**GIVEN REQUEST:** Report every line below that holds the word "name".

**Entries from a dataset:**
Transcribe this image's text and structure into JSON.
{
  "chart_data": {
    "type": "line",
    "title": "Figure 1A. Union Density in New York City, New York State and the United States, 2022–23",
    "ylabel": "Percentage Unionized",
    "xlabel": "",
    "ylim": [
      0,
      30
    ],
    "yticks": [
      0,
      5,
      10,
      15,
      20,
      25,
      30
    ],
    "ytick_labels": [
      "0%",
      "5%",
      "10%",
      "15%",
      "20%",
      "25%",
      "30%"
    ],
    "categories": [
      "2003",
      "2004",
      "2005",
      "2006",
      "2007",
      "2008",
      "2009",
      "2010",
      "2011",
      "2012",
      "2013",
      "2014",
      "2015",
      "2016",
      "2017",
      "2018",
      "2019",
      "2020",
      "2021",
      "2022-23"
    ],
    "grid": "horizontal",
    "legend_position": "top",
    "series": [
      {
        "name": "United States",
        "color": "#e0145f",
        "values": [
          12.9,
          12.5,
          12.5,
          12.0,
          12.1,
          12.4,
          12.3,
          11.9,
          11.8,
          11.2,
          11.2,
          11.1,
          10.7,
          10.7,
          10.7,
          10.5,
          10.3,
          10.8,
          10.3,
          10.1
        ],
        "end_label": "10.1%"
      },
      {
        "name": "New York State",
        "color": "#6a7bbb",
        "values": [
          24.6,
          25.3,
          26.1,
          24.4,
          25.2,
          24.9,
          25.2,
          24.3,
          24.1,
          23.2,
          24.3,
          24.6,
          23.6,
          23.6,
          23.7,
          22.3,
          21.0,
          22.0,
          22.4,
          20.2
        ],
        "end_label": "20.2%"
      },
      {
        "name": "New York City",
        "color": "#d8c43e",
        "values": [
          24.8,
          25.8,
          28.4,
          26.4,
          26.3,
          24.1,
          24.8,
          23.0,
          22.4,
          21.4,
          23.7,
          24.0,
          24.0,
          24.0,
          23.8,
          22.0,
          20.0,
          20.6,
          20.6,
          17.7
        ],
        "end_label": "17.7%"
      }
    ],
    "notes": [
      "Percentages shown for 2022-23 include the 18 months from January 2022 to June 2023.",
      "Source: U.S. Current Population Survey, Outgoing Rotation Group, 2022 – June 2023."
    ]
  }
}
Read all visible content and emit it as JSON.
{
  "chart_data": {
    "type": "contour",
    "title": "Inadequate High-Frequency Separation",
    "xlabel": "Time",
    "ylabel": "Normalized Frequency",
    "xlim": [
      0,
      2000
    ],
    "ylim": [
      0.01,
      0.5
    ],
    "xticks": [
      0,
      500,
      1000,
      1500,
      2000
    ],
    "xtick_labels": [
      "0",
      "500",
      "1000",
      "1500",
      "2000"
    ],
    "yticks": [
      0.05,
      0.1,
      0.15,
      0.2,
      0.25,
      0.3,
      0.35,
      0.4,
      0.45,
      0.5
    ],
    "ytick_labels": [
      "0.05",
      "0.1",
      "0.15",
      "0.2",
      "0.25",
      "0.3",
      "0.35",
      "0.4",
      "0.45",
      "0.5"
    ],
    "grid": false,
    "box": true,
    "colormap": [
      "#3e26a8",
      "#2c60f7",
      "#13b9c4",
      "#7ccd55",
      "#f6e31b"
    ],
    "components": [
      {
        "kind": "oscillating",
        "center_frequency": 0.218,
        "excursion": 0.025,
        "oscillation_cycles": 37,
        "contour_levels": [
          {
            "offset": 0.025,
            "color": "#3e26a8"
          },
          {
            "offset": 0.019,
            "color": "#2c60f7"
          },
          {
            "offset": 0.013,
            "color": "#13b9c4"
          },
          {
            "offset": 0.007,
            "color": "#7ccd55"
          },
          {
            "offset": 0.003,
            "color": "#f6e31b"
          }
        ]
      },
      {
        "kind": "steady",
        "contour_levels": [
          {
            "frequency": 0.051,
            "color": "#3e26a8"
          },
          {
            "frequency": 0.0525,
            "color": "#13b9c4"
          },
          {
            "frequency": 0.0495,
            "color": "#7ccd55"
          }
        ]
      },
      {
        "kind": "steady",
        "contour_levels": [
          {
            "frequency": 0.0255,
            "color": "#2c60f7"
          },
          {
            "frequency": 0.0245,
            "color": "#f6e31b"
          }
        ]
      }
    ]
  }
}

**WORKED SOLUTION:**
        "name": "United States",
        "name": "New York State",
        "name": "New York City",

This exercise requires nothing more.